→ **Problem statement**
Find every line in the records below that holds the word "false", and copy each one.

→ **Data records**
○ ○ ○ ○ ○

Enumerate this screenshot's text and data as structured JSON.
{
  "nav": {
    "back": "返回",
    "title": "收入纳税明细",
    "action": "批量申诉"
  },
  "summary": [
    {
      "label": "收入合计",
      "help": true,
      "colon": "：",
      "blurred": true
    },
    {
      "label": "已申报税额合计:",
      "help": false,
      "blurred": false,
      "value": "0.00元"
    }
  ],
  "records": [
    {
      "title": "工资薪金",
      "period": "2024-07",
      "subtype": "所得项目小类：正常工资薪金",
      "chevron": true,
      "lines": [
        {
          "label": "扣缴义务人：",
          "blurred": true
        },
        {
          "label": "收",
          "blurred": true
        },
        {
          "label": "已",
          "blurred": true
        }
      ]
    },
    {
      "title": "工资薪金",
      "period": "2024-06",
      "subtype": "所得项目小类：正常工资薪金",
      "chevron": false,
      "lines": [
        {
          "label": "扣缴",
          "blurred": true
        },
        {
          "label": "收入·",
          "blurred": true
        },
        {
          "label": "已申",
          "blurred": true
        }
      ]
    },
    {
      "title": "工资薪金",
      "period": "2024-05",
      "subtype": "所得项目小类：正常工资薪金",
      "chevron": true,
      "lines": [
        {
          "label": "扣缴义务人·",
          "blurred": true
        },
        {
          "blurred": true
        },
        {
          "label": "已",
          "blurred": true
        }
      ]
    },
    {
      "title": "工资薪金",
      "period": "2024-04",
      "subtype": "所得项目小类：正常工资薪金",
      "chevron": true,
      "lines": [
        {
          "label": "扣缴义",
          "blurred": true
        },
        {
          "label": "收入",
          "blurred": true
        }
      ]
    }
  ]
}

○ ○ ○ ○ ○

→ **Task result**
      "help": false,
      "blurred": false,
      "chevron": false,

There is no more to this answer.